(Information provided)
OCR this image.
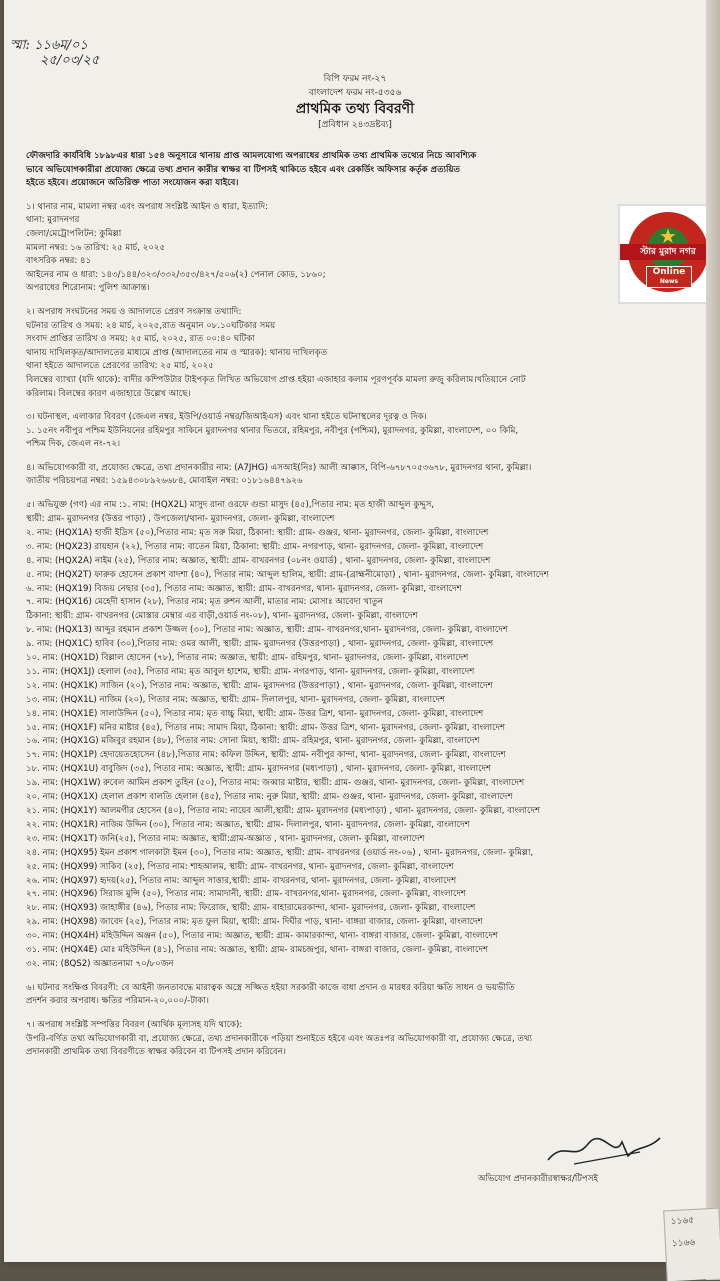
স্মা: ১১৬ম/০১
২৫/০৩/২৫
বিপি ফরম নং-২৭
বাংলাদেশ ফরম নং-৫৩৫৬
প্রাথমিক তথ্য বিবরণী
[প্রবিধান ২৪৩দ্রষ্টব্য]
ফৌজদারি কার্যবিধি ১৮৯৮এর ধারা ১৫৪ অনুসারে থানায় প্রাপ্ত আমলযোগ্য অপরাধের প্রাথমিক তথ্য প্রাথমিক তথ্যের নিচে আবশ্যিক
ভাবে অভিযোগকারীরা প্রযোজ্য ক্ষেত্রে তথ্য প্রদান কারীর স্বাক্ষর বা টিপসই থাকিতে হইবে এবং রেকর্ডিং অফিসার কর্তৃক প্রত্যয়িত
হইতে হইবে। প্রয়োজনে অতিরিক্ত পাতা সংযোজন করা যাইবে।
১। থানার নাম, মামলা নম্বর এবং অপরাধ সংশ্লিষ্ট আইন ও ধারা, ইত্যাদি:
থানা: মুরাদনগর
জেলা/মেট্রোপলিটন: কুমিল্লা
মামলা নম্বর: ১৬ তারিখ: ২৫ মার্চ, ২০২৫
বাৎসরিক নম্বর: ৪১
আইনের নাম ও ধারা: ১৪৩/১৪৪/৩২৩/৩৩২/৩৫৩/৪২৭/৫০৬(২) পেনাল কোড, ১৮৬০;
অপরাধের শিরোনাম: পুলিশ আক্রান্ত।
২। অপরাধ সংঘটনের সময় ও আদালতে প্রেরণ সংক্রান্ত তথ্যাদি:
ঘটনার তারিখ ও সময়: ২৪ মার্চ, ২০২৫,রাত অনুমান ০৮.১০ঘটিকার সময়
সংবাদ প্রাপ্তির তারিখ ও সময়: ২৫ মার্চ, ২০২৫, রাত ০০:৪০ ঘটিকা
থানায় দাখিলকৃত/আদালতের মাধ্যমে প্রাপ্ত (আদালতের নাম ও স্মারক): থানায় দাখিলকৃত
থানা হইতে আদালতে প্রেরণের তারিখ: ২৫ মার্চ, ২০২৫
বিলম্বের ব্যাখ্যা (যদি থাকে): বাদীর কম্পিউটার টাইপকৃত লিখিত অভিযোগ প্রাপ্ত হইয়া এজাহার কলাম পূরণপূর্বক মামলা রুজু করিলাম।খতিয়ানে নোট
করিলাম। বিলম্বের কারণ এজাহারে উল্লেখ আছে।
৩। ঘটনাস্থল, এলাকার বিবরণ (জেএল নম্বর, ইউপি/ওয়ার্ড নম্বর/জিআইএস) এবং থানা হইতে ঘটনাস্থলের দূরত্ব ও দিক।
১. ১৫নং নবীপুর পশ্চিম ইউনিয়নের রহিমপুর সাকিনে মুরাদনগর থানার ভিতরে, রহিমপুর, নবীপুর (পশ্চিম), মুরাদনগর, কুমিল্লা, বাংলাদেশ, ০০ কিমি,
পশ্চিম দিক, জেএল নং-৭২।
৪। অভিযোগকারী বা, প্রযোজ্য ক্ষেত্রে, তথ্য প্রদানকারীর নাম: (A7JHG) এসআই(নিঃ) আলী আক্কাস, বিপি-৬৭৮৭০৫৩৬৭৮, মুরাদনগর থানা, কুমিল্লা।
জাতীয় পরিচয়পত্র নম্বর: ১৫৯৪৩০৮৯২৬৬৮৪, মোবাইল নম্বর: ০১৮১৬৪৪৭৯২৬
৫। অভিযুক্ত (গণ) এর নাম :১. নাম: (HQX2L) মাসুদ রানা ওরফে গুন্ডা মাসুদ (৪৫),পিতার নাম: মৃত হাজী আব্দুল কুদ্দুস,
স্থায়ী: গ্রাম- মুরাদনগর (উত্তর পাড়া) , উপজেলা/থানা- মুরাদনগর, জেলা- কুমিল্লা, বাংলাদেশ
২. নাম: (HQX1A) হাজী ইদ্রিস (৫০),পিতার নাম: মৃত সরু মিয়া, ঠিকানা: স্থায়ী: গ্রাম- গুঞ্জর, থানা- মুরাদনগর, জেলা- কুমিল্লা, বাংলাদেশ
৩. নাম: (HQX23) রায়হান (২২), পিতার নাম: বাতেন মিয়া, ঠিকানা: স্থায়ী: গ্রাম- নগরপাড়, থানা- মুরাদনগর, জেলা- কুমিল্লা, বাংলাদেশ
৪. নাম: (HQX2A) নাইম (২৫), পিতার নাম: অজ্ঞাত, স্থায়ী: গ্রাম- বাখরনগর (০৮নং ওয়ার্ড) , থানা- মুরাদনগর, জেলা- কুমিল্লা, বাংলাদেশ
৫. নাম: (HQX2T) ফারুক হোসেন প্রকাশ বাদশা (৪০), পিতার নাম: আব্দুল হালিম, স্থায়ী: গ্রাম-(ব্রাহ্মনীমোড়া) , থানা- মুরাদনগর, জেলা- কুমিল্লা, বাংলাদেশ
৬. নাম: (HQX19) বিজয় নেছার (৩৫), পিতার নাম: অজ্ঞাত, স্থায়ী: গ্রাম- বাখরনগর, থানা- মুরাদনগর, জেলা- কুমিল্লা, বাংলাদেশ
৭. নাম: (HQX16) মেহেদী হাসান (২৮), পিতার নাম: মৃত রুশন আলী, মাতার নাম: মোসাঃ আবেদা খাতুন
ঠিকানা: স্থায়ী: গ্রাম- বাখরনগর (মোস্তার মেম্বার এর বাড়ী,ওয়ার্ড নং-০৮), থানা- মুরাদনগর, জেলা- কুমিল্লা, বাংলাদেশ
৮. নাম: (HQX13) আব্দুর রহমান প্রকাশ উজ্জল (৩০), পিতার নাম: অজ্ঞাত, স্থায়ী: গ্রাম- বাখরনগর,থানা- মুরাদনগর, জেলা- কুমিল্লা, বাংলাদেশ
৯. নাম: (HQX1C) হাবিব (৩০),পিতার নাম: ওমর আলী, স্থায়ী: গ্রাম- মুরাদনগর (উত্তরপাড়া) , থানা- মুরাদনগর, জেলা- কুমিল্লা, বাংলাদেশ
১০. নাম: (HQX1D) বিল্লাল হোসেন (৭৮), পিতার নাম: অজ্ঞাত, স্থায়ী: গ্রাম- রহিমপুর, থানা- মুরাদনগর, জেলা- কুমিল্লা, বাংলাদেশ
১১. নাম: (HQX1J) হেলাল (৩৫), পিতার নাম: মৃত আবুল হাশেম, স্থায়ী: গ্রাম- নগরপাড়, থানা- মুরাদনগর, জেলা- কুমিল্লা, বাংলাদেশ
১২. নাম: (HQX1K) সাজিন (২০), পিতার নাম: অজ্ঞাত, স্থায়ী: গ্রাম- মুরাদনগর (উত্তরপাড়া) , থানা- মুরাদনগর, জেলা- কুমিল্লা, বাংলাদেশ
১৩. নাম: (HQX1L) নাজিম (২০), পিতার নাম: অজ্ঞাত, স্থায়ী: গ্রাম- দিলালপুর, থানা- মুরাদনগর, জেলা- কুমিল্লা, বাংলাদেশ
১৪. নাম: (HQX1E) সালাউদ্দিন (৫০), পিতার নাম: মৃত বাচ্চু মিয়া, স্থায়ী: গ্রাম- উত্তর ত্রিশ, থানা- মুরাদনগর, জেলা- কুমিল্লা, বাংলাদেশ
১৫. নাম: (HQX1F) মনির মাষ্টার (৪৫), পিতার নাম: সামাদ মিয়া, ঠিকানা: স্থায়ী: গ্রাম- উত্তর ত্রিশ, থানা- মুরাদনগর, জেলা- কুমিল্লা, বাংলাদেশ
১৬. নাম: (HQX1G) মজিবুর রহমান (৪৮), পিতার নাম: সোনা মিয়া, স্থায়ী: গ্রাম- রহিমপুর, থানা- মুরাদনগর, জেলা- কুমিল্লা, বাংলাদেশ
১৭. নাম: (HQX1P) হেদায়েতহোসেন (৪৮),পিতার নাম: কফিল উদ্দিন, স্থায়ী: গ্রাম- নবীপুর কান্দা, থানা- মুরাদনগর, জেলা- কুমিল্লা, বাংলাদেশ
১৮. নাম: (HQX1U) বাবুজিদ (৩৫), পিতার নাম: অজ্ঞাত, স্থায়ী: গ্রাম- মুরাদনগর (মধ্যপাড়া) , থানা- মুরাদনগর, জেলা- কুমিল্লা, বাংলাদেশ
১৯. নাম: (HQX1W) রুবেল আমিন প্রকাশ তুহিন (৫০), পিতার নাম: জব্বার মাষ্টার, স্থায়ী: গ্রাম- গুঞ্জর, থানা- মুরাদনগর, জেলা- কুমিল্লা, বাংলাদেশ
২০. নাম: (HQX1X) হেলাল প্রকাশ বালতি হেলাল (৪৫), পিতার নাম: নুরু মিয়া, স্থায়ী: গ্রাম- গুঞ্জর, থানা- মুরাদনগর, জেলা- কুমিল্লা, বাংলাদেশ
২১. নাম: (HQX1Y) আলমগীর হোসেন (৪০), পিতার নাম: নায়েব আলী,স্থায়ী: গ্রাম- মুরাদনগর (মধ্যপাড়া) , থানা- মুরাদনগর, জেলা- কুমিল্লা, বাংলাদেশ
২২. নাম: (HQX1R) নাজিম উদ্দিন (৩০), পিতার নাম: অজ্ঞাত, স্থায়ী: গ্রাম- দিলালপুর, থানা- মুরাদনগর, জেলা- কুমিল্লা, বাংলাদেশ
২৩. নাম: (HQX1T) জনি(২৫), পিতার নাম: অজ্ঞাত, স্থায়ী:গ্রাম-অজ্ঞাত , থানা- মুরাদনগর, জেলা- কুমিল্লা, বাংলাদেশ
২৪. নাম: (HQX95) ইমন প্রকাশ গালকাটা ইমন (৩০), পিতার নাম: অজ্ঞাত, স্থায়ী: গ্রাম- বাখরনগর (ওয়ার্ড নং-০৬) , থানা- মুরাদনগর, জেলা- কুমিল্লা,
২৫. নাম: (HQX99) সাকিব (২৫), পিতার নাম: শাহআলম, স্থায়ী: গ্রাম- বাখরনগর, থানা- মুরাদনগর, জেলা- কুমিল্লা, বাংলাদেশ
২৬. নাম: (HQX97) হৃদয়(২৫), পিতার নাম: আব্দুল সাত্তার,স্থায়ী: গ্রাম- বাখরনগর, থানা- মুরাদনগর, জেলা- কুমিল্লা, বাংলাদেশ
২৭. নাম: (HQX96) সিরাজ মুন্সি (৫০), পিতার নাম: সামাদানী, স্থায়ী: গ্রাম- বাখরনগর,থানা- মুরাদনগর, জেলা- কুমিল্লা, বাংলাদেশ
২৮. নাম: (HQX93) জাহাঙ্গীর (৪৬), পিতার নাম: ফিরোজ, স্থায়ী: গ্রাম- বাহারামেরকান্দা, থানা- মুরাদনগর, জেলা- কুমিল্লা, বাংলাদেশ
২৯. নাম: (HQX98) জাবেদ (২৫), পিতার নাম: মৃত ফুল মিয়া, স্থায়ী: গ্রাম- দিঘীর পাড়, থানা- বাঙ্গরা বাজার, জেলা- কুমিল্লা, বাংলাদেশ
৩০. নাম: (HQX4H) মহিউদ্দিন অঞ্জন (৫০), পিতার নাম: অজ্ঞাত, স্থায়ী: গ্রাম- কামারকান্দা, থানা- বাঙ্গরা বাজার, জেলা- কুমিল্লা, বাংলাদেশ
৩১. নাম: (HQX4E) মোঃ মহিউদ্দিন (৪১), পিতার নাম: অজ্ঞাত, স্থায়ী: গ্রাম- রামচন্দ্রপুর, থানা- বাঙ্গরা বাজার, জেলা- কুমিল্লা, বাংলাদেশ
৩২. নাম: (8QS2) অজ্ঞাতনামা ৭০/৮০জন
৬। ঘটনার সংক্ষিপ্ত বিবরণী: বে আইনী জনতাবদ্ধে মারাত্বক অস্ত্রে সজ্জিত হইয়া সরকারী কাজে বাধা প্রদান ও মারধর করিয়া ক্ষতি সাধন ও ভয়ভীতি
প্রদর্শন করার অপরাধ। ক্ষতির পরিমান-২০,০০০/-টাকা।
৭। অপরাধ সংশ্লিষ্ট সম্পত্তির বিবরণ (আর্থিক মূল্যসহ যদি থাকে):
উপরি-বর্ণিত তথ্য অভিযোগকারী বা, প্রযোজ্য ক্ষেত্রে, তথ্য প্রদানকারীকে পড়িয়া শুনাইতে হইবে এবং অতঃপর অভিযোগকারী বা, প্রযোজ্য ক্ষেত্রে, তথ্য
প্রদানকারী প্রাথমিক তথ্য বিবরণীতে স্বাক্ষর করিবেন বা টিপসই প্রদান করিবেন।
অভিযোগ প্রদানকারীরস্বাক্ষর/টিপসই
★
স্টার মুরাদ নগর
Online
News
১১৬৫
১১৬৬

(Challenge) Which lines hold the word "নগরপ"? Copy all of them.

(Response)
৩. নাম: (HQX23) রায়হান (২২), পিতার নাম: বাতেন মিয়া, ঠিকানা: স্থায়ী: গ্রাম- নগরপাড়, থানা- মুরাদনগর, জেলা- কুমিল্লা, বাংলাদেশ
১১. নাম: (HQX1J) হেলাল (৩৫), পিতার নাম: মৃত আবুল হাশেম, স্থায়ী: গ্রাম- নগরপাড়, থানা- মুরাদনগর, জেলা- কুমিল্লা, বাংলাদেশ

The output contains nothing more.